**STUDY QUESTIONS:**
1 – From the testimony on China's displaced persons below, list the four reasons Charles Li gave for China's rapid growth.
2 – Continue the testimony on China's displaced persons below, picking up after its final sentence.

**PASSAGE PROVIDED:**
........
OTTAWA — It is an honor to speak before you at the Canadian Parliament.
My testimony will attempt to explain why China’s economic success is built on the backs of the largest number of displaced persons in human history.
It is estimated that these displaced individuals range between 300 to 400 million — it is equivalent to the total population of the United States being uprooted and forced to relocate. These displaced persons are invisible to the world, their sufferings unnoticed, their plights ignored.
In 1978, when economic reform began, China’s GDP was $150 billion USD.
In 2000, when China joined the WTO, it was approximately $1.2 trillion USD.
China’s current GDP is approximately $18 trillion USD.
In 2000 China’s manufacturing output was smaller than Italy’s.
Today it’s larger than America, Europe, Japan, and South Korea combined.
If you have ever wondered how China managed to grow so fast in such a short time, Charles Li, former CEO of the Hong Kong Stock Exchange, has the answers for you.
He listed 4 reasons: 1) cheapest land, 2) cheapest labor, 3) cheapest capital, and 4) disregard of environmental costs.
“The cheapest land” because the CCP government took the land from the farmers at little to no compensation.
“The cheapest labor,” because these farmers, without land to farm, were forced to find work in urban areas at very low wages.
The communist household registration system (hukou 戶口) ties them perpetually to the rural areas. This means they are not legal residents, and cannot receive social benefits that legal urban residents are entitled. They could be evicted at any time.
........
**STUDY MATERIAL:**
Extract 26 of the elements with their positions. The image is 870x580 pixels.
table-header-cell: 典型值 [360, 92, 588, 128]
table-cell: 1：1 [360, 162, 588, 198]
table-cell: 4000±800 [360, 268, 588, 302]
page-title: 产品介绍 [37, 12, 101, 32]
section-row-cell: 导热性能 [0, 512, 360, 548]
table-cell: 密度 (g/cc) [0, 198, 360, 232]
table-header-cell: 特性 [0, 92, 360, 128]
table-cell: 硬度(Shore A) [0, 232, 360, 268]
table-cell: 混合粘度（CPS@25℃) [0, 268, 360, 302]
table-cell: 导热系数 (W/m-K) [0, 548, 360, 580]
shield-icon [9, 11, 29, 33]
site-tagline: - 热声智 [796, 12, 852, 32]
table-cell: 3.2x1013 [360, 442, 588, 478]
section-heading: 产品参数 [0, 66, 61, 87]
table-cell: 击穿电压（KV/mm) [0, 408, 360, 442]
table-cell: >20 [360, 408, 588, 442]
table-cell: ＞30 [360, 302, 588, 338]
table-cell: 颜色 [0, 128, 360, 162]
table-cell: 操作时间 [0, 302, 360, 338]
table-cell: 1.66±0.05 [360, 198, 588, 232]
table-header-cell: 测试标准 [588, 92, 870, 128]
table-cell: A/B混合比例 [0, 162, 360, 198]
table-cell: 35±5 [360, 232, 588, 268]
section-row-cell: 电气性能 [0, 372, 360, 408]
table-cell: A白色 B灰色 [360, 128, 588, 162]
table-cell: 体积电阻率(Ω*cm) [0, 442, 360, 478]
........
**ANSWERS IN ORDER:**
1 –
1) cheapest land
2) cheapest labor
3) cheapest capital
4) disregard of environmental costs

2 –
One well known incident of eviction occurred in November 2017. Cai Qi, now the second most powerful man in China after Xi Jinping, was a municipal official in Beijing. He evicted tens of thousands into Beijing’s harsh winter, with only days, or just moments of notice. Cai Qi made famous a term, “low-end population” (低端人口), and exposed CCP’s contempt of rural migrants it treats as second class citizens.
These displaced migrant workers have one tradition they hold dear — it is to reunite with their families during the Chinese Lunar New Year holiday, making this seasonal migration of 100 to 150 million people a spectacular event. In China’s economic winter of 2025 with waves of bankruptcies and factory closures, the tide of unemployed migrant workers returning home to where there is also no work, and no land to farm, has become a worrisome event.
Historically in the last 2,000 years, social instability has caused the collapse of many ruling regimes in China.
“The cheapest capital” is acquired through predatory banking practices, and through the stock markets, first to rake in the savings of the Chinese people; and later international investments by listing opaque, and state owned enterprises in leading stock markets around the world.
“A disregard of environmental costs” is a hallmark of China’s industrialization. The land is poisoned, so is the water; and China produces one-third of all global greenhouse gases.
Chinese Communist officials often laud their system as superior. The essayist Qin Hui has written that the Chinese communist government enjoys a human rights abuse advantage. This is true. By abusing its own people so brutally, the CCP regime has created an image of success, which will prove to be a mirage.
If you think the CCP will treat foreigners better than its own people, when it extends its power over you, please think again.